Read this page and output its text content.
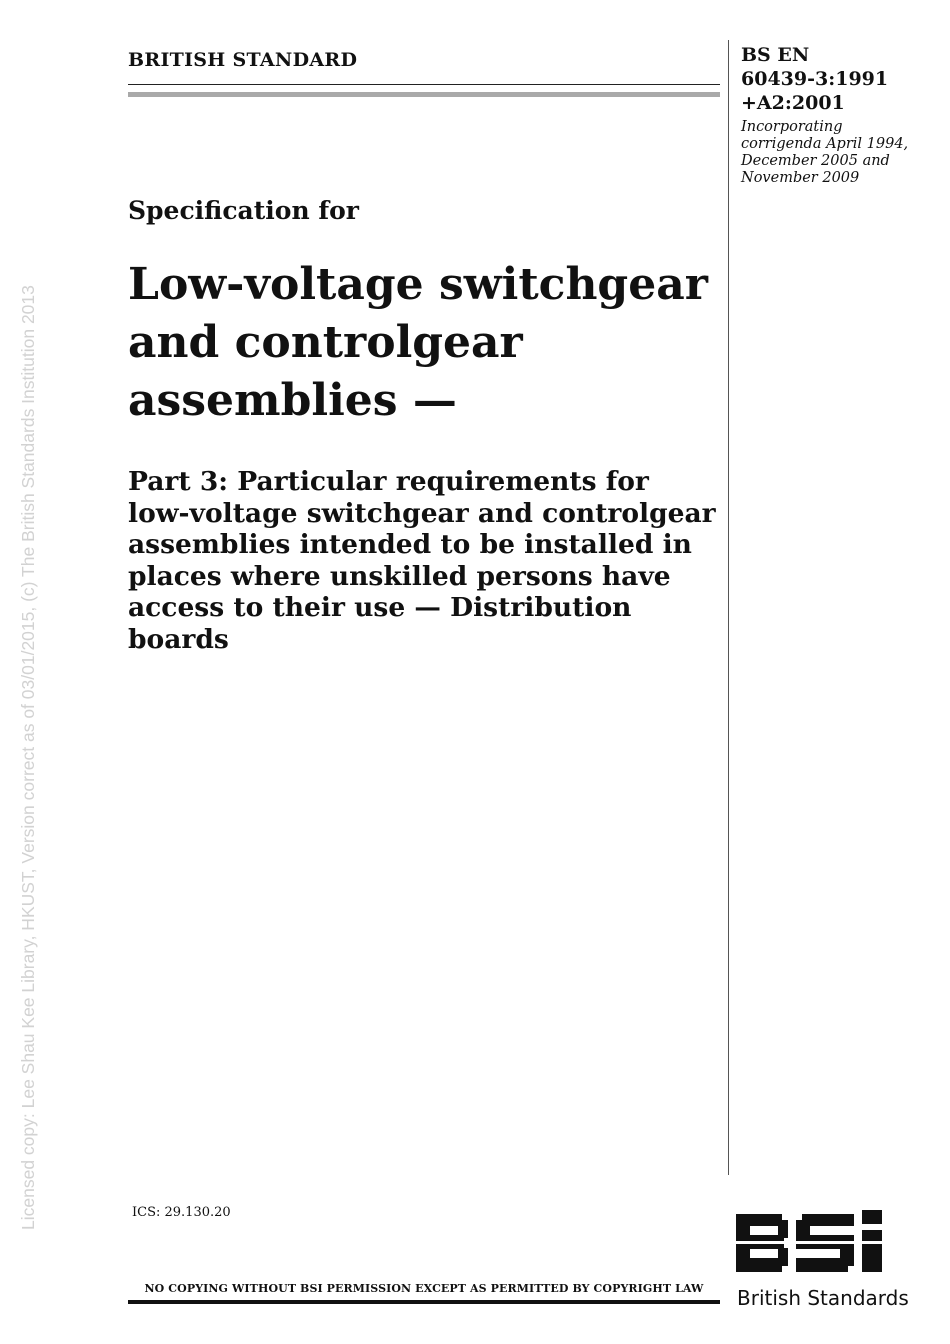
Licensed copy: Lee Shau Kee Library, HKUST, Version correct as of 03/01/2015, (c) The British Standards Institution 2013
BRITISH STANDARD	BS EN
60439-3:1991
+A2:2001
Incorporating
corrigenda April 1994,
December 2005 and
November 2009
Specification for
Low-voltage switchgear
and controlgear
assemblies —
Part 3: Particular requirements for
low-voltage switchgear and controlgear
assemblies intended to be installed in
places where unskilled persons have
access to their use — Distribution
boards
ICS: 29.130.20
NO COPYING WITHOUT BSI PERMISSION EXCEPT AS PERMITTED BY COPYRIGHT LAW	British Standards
══════════
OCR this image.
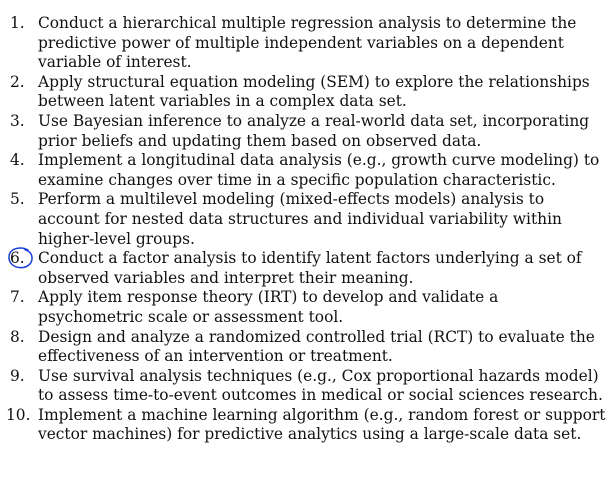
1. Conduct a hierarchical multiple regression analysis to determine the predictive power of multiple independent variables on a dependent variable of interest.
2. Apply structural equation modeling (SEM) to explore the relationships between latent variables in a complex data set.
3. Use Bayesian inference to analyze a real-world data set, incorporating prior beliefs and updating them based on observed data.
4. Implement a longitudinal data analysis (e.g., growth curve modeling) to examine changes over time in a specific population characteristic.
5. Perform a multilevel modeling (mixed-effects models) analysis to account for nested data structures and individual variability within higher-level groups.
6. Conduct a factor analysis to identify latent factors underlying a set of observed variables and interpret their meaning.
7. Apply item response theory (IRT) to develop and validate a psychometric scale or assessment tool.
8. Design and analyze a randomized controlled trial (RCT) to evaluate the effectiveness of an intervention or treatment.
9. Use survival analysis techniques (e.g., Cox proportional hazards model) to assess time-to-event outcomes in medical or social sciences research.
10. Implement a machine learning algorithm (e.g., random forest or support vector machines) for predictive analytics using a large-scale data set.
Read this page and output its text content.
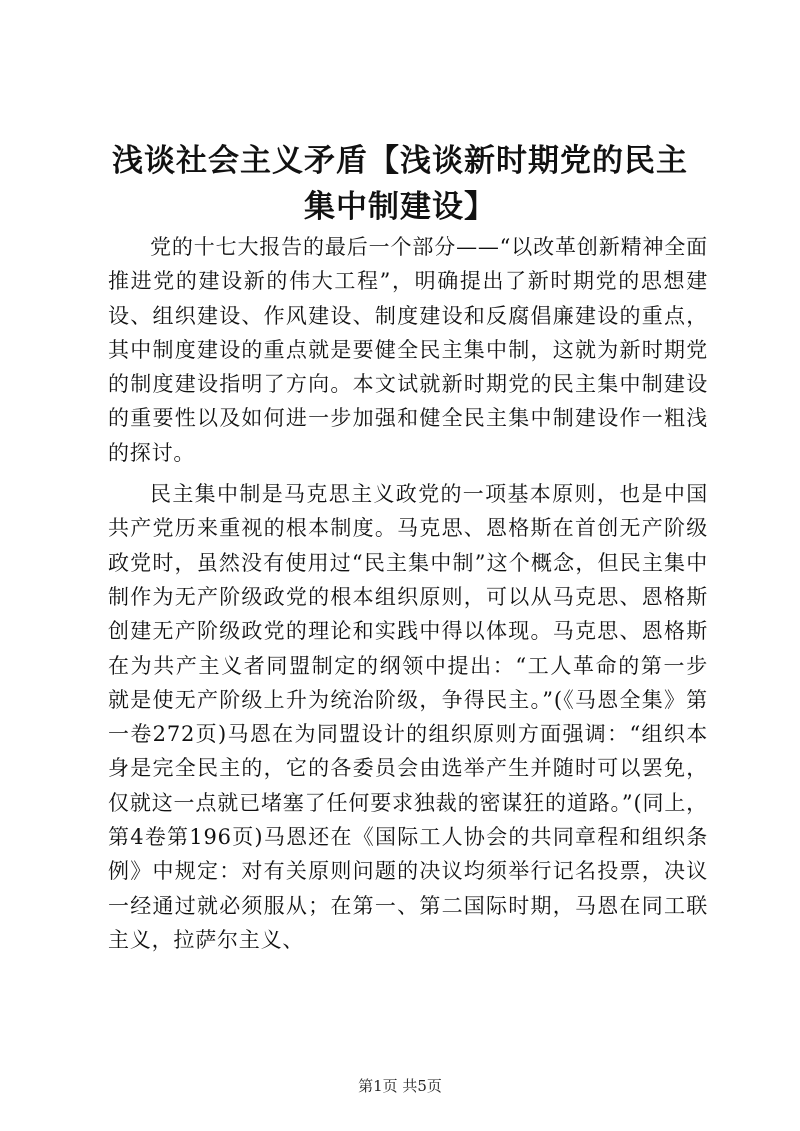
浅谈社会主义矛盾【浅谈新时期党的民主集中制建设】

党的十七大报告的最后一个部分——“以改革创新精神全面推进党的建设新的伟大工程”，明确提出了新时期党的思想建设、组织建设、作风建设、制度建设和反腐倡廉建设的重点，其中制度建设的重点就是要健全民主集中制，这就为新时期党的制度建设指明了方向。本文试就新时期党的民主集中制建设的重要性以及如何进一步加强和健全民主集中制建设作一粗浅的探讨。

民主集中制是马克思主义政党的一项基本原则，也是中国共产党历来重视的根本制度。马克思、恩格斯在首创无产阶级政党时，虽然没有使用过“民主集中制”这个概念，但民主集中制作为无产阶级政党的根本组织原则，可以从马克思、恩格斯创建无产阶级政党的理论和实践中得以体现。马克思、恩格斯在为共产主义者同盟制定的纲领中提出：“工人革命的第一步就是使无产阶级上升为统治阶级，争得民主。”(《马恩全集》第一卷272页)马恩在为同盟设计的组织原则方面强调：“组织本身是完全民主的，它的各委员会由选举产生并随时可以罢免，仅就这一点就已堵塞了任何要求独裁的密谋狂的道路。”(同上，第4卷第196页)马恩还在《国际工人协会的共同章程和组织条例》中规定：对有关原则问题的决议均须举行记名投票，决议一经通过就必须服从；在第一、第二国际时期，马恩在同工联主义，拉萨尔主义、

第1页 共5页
══════════
**Given task**
Check each line in the listing above for the string "time", then report how many lines contain it, with no other text.

**The result**
2